REQUIRED TASK
Your task is to output the entries below word for word.

[Data entries]
..............................

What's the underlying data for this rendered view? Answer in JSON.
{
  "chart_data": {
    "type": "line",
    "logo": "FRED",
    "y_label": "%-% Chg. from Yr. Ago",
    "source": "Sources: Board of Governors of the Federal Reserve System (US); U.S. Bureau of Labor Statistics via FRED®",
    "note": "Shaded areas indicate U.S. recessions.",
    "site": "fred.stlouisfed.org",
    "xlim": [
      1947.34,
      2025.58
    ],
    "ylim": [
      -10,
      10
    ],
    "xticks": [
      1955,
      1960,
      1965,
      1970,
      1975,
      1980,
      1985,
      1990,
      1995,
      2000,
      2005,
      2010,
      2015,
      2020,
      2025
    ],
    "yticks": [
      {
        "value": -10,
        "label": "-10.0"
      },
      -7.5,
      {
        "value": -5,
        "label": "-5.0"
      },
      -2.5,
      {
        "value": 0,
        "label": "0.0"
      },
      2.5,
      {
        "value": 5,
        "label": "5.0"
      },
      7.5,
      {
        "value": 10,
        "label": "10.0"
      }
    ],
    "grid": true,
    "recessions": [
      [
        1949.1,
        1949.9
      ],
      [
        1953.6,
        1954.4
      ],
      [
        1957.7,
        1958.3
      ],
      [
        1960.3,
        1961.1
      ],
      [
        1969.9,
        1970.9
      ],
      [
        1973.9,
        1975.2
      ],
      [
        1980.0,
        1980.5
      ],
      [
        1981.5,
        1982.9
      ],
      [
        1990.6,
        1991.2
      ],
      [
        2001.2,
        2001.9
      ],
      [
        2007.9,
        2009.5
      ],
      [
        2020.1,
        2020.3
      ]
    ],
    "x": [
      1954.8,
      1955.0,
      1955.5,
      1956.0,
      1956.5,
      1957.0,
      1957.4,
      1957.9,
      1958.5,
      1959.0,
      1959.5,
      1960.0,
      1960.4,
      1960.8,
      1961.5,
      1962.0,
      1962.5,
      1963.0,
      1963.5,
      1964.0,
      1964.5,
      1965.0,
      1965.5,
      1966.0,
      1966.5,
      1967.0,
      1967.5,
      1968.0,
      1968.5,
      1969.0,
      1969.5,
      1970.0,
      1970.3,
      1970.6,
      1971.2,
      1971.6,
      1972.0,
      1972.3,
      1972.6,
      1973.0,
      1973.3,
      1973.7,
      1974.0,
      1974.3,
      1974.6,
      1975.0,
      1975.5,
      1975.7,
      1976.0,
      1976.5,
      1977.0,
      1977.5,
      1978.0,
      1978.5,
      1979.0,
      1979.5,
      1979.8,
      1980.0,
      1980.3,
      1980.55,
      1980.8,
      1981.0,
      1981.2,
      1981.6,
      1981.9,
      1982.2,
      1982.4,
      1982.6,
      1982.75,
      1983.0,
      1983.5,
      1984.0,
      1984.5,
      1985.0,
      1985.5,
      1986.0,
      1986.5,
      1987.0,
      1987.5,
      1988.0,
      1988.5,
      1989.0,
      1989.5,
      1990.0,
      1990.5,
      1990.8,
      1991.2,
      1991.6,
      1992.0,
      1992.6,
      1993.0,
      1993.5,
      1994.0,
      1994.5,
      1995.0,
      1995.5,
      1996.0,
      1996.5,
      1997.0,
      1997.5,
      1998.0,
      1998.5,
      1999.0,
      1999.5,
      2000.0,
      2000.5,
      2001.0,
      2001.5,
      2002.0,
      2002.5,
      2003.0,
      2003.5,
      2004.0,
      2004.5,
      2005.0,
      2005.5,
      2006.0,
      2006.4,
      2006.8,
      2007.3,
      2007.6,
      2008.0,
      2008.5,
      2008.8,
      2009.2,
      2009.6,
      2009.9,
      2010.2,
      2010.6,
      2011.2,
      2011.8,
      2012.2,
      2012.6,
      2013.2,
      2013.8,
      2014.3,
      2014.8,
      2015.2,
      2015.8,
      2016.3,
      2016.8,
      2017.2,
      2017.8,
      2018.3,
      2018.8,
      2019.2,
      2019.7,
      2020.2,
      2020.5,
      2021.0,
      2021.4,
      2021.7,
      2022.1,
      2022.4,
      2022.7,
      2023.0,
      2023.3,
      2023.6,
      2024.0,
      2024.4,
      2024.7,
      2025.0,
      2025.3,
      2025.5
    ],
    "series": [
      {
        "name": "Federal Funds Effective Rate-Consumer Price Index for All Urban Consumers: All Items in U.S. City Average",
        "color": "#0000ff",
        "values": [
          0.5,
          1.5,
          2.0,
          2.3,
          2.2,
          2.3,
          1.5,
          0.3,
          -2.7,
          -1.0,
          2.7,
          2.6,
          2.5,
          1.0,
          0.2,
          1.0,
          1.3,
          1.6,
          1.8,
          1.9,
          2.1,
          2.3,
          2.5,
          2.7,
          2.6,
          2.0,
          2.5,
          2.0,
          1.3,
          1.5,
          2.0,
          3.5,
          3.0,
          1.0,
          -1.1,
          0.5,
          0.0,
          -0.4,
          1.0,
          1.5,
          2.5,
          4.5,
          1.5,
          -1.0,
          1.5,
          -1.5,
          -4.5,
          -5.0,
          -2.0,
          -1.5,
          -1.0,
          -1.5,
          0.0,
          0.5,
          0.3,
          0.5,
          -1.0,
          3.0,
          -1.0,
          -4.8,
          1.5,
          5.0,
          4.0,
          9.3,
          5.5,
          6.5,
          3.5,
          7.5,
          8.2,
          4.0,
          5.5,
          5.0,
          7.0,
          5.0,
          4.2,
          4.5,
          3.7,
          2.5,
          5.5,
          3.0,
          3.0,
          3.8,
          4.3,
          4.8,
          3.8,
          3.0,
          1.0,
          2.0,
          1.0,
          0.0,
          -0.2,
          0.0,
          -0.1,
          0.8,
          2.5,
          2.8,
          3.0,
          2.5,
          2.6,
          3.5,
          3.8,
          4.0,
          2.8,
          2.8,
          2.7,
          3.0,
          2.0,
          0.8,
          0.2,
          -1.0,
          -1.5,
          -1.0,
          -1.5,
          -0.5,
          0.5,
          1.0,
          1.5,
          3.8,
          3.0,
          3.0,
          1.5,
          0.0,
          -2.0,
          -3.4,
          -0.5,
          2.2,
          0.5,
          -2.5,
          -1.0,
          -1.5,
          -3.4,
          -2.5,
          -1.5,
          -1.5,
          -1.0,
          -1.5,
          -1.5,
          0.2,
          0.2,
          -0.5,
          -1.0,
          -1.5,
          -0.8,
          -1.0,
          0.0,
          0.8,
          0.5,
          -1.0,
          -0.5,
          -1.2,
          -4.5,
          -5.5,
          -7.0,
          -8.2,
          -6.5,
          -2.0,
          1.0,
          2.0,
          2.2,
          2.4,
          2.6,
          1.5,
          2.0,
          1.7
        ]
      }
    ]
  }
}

..............................

SOLUTION TO THIS TASK
What's the underlying data for this rendered view? Answer in JSON.
{
  "chart_data": {
    "type": "line",
    "logo": "FRED",
    "y_label": "%-% Chg. from Yr. Ago",
    "source": "Sources: Board of Governors of the Federal Reserve System (US); U.S. Bureau of Labor Statistics via FRED®",
    "note": "Shaded areas indicate U.S. recessions.",
    "site": "fred.stlouisfed.org",
    "xlim": [
      1947.34,
      2025.58
    ],
    "ylim": [
      -10,
      10
    ],
    "xticks": [
      1955,
      1960,
      1965,
      1970,
      1975,
      1980,
      1985,
      1990,
      1995,
      2000,
      2005,
      2010,
      2015,
      2020,
      2025
    ],
    "yticks": [
      {
        "value": -10,
        "label": "-10.0"
      },
      -7.5,
      {
        "value": -5,
        "label": "-5.0"
      },
      -2.5,
      {
        "value": 0,
        "label": "0.0"
      },
      2.5,
      {
        "value": 5,
        "label": "5.0"
      },
      7.5,
      {
        "value": 10,
        "label": "10.0"
      }
    ],
    "grid": true,
    "recessions": [
      [
        1949.1,
        1949.9
      ],
      [
        1953.6,
        1954.4
      ],
      [
        1957.7,
        1958.3
      ],
      [
        1960.3,
        1961.1
      ],
      [
        1969.9,
        1970.9
      ],
      [
        1973.9,
        1975.2
      ],
      [
        1980.0,
        1980.5
      ],
      [
        1981.5,
        1982.9
      ],
      [
        1990.6,
        1991.2
      ],
      [
        2001.2,
        2001.9
      ],
      [
        2007.9,
        2009.5
      ],
      [
        2020.1,
        2020.3
      ]
    ],
    "x": [
      1954.8,
      1955.0,
      1955.5,
      1956.0,
      1956.5,
      1957.0,
      1957.4,
      1957.9,
      1958.5,
      1959.0,
      1959.5,
      1960.0,
      1960.4,
      1960.8,
      1961.5,
      1962.0,
      1962.5,
      1963.0,
      1963.5,
      1964.0,
      1964.5,
      1965.0,
      1965.5,
      1966.0,
      1966.5,
      1967.0,
      1967.5,
      1968.0,
      1968.5,
      1969.0,
      1969.5,
      1970.0,
      1970.3,
      1970.6,
      1971.2,
      1971.6,
      1972.0,
      1972.3,
      1972.6,
      1973.0,
      1973.3,
      1973.7,
      1974.0,
      1974.3,
      1974.6,
      1975.0,
      1975.5,
      1975.7,
      1976.0,
      1976.5,
      1977.0,
      1977.5,
      1978.0,
      1978.5,
      1979.0,
      1979.5,
      1979.8,
      1980.0,
      1980.3,
      1980.55,
      1980.8,
      1981.0,
      1981.2,
      1981.6,
      1981.9,
      1982.2,
      1982.4,
      1982.6,
      1982.75,
      1983.0,
      1983.5,
      1984.0,
      1984.5,
      1985.0,
      1985.5,
      1986.0,
      1986.5,
      1987.0,
      1987.5,
      1988.0,
      1988.5,
      1989.0,
      1989.5,
      1990.0,
      1990.5,
      1990.8,
      1991.2,
      1991.6,
      1992.0,
      1992.6,
      1993.0,
      1993.5,
      1994.0,
      1994.5,
      1995.0,
      1995.5,
      1996.0,
      1996.5,
      1997.0,
      1997.5,
      1998.0,
      1998.5,
      1999.0,
      1999.5,
      2000.0,
      2000.5,
      2001.0,
      2001.5,
      2002.0,
      2002.5,
      2003.0,
      2003.5,
      2004.0,
      2004.5,
      2005.0,
      2005.5,
      2006.0,
      2006.4,
      2006.8,
      2007.3,
      2007.6,
      2008.0,
      2008.5,
      2008.8,
      2009.2,
      2009.6,
      2009.9,
      2010.2,
      2010.6,
      2011.2,
      2011.8,
      2012.2,
      2012.6,
      2013.2,
      2013.8,
      2014.3,
      2014.8,
      2015.2,
      2015.8,
      2016.3,
      2016.8,
      2017.2,
      2017.8,
      2018.3,
      2018.8,
      2019.2,
      2019.7,
      2020.2,
      2020.5,
      2021.0,
      2021.4,
      2021.7,
      2022.1,
      2022.4,
      2022.7,
      2023.0,
      2023.3,
      2023.6,
      2024.0,
      2024.4,
      2024.7,
      2025.0,
      2025.3,
      2025.5
    ],
    "series": [
      {
        "name": "Federal Funds Effective Rate-Consumer Price Index for All Urban Consumers: All Items in U.S. City Average",
        "color": "#0000ff",
        "values": [
          0.5,
          1.5,
          2.0,
          2.3,
          2.2,
          2.3,
          1.5,
          0.3,
          -2.7,
          -1.0,
          2.7,
          2.6,
          2.5,
          1.0,
          0.2,
          1.0,
          1.3,
          1.6,
          1.8,
          1.9,
          2.1,
          2.3,
          2.5,
          2.7,
          2.6,
          2.0,
          2.5,
          2.0,
          1.3,
          1.5,
          2.0,
          3.5,
          3.0,
          1.0,
          -1.1,
          0.5,
          0.0,
          -0.4,
          1.0,
          1.5,
          2.5,
          4.5,
          1.5,
          -1.0,
          1.5,
          -1.5,
          -4.5,
          -5.0,
          -2.0,
          -1.5,
          -1.0,
          -1.5,
          0.0,
          0.5,
          0.3,
          0.5,
          -1.0,
          3.0,
          -1.0,
          -4.8,
          1.5,
          5.0,
          4.0,
          9.3,
          5.5,
          6.5,
          3.5,
          7.5,
          8.2,
          4.0,
          5.5,
          5.0,
          7.0,
          5.0,
          4.2,
          4.5,
          3.7,
          2.5,
          5.5,
          3.0,
          3.0,
          3.8,
          4.3,
          4.8,
          3.8,
          3.0,
          1.0,
          2.0,
          1.0,
          0.0,
          -0.2,
          0.0,
          -0.1,
          0.8,
          2.5,
          2.8,
          3.0,
          2.5,
          2.6,
          3.5,
          3.8,
          4.0,
          2.8,
          2.8,
          2.7,
          3.0,
          2.0,
          0.8,
          0.2,
          -1.0,
          -1.5,
          -1.0,
          -1.5,
          -0.5,
          0.5,
          1.0,
          1.5,
          3.8,
          3.0,
          3.0,
          1.5,
          0.0,
          -2.0,
          -3.4,
          -0.5,
          2.2,
          0.5,
          -2.5,
          -1.0,
          -1.5,
          -3.4,
          -2.5,
          -1.5,
          -1.5,
          -1.0,
          -1.5,
          -1.5,
          0.2,
          0.2,
          -0.5,
          -1.0,
          -1.5,
          -0.8,
          -1.0,
          0.0,
          0.8,
          0.5,
          -1.0,
          -0.5,
          -1.2,
          -4.5,
          -5.5,
          -7.0,
          -8.2,
          -6.5,
          -2.0,
          1.0,
          2.0,
          2.2,
          2.4,
          2.6,
          1.5,
          2.0,
          1.7
        ]
      }
    ]
  }
}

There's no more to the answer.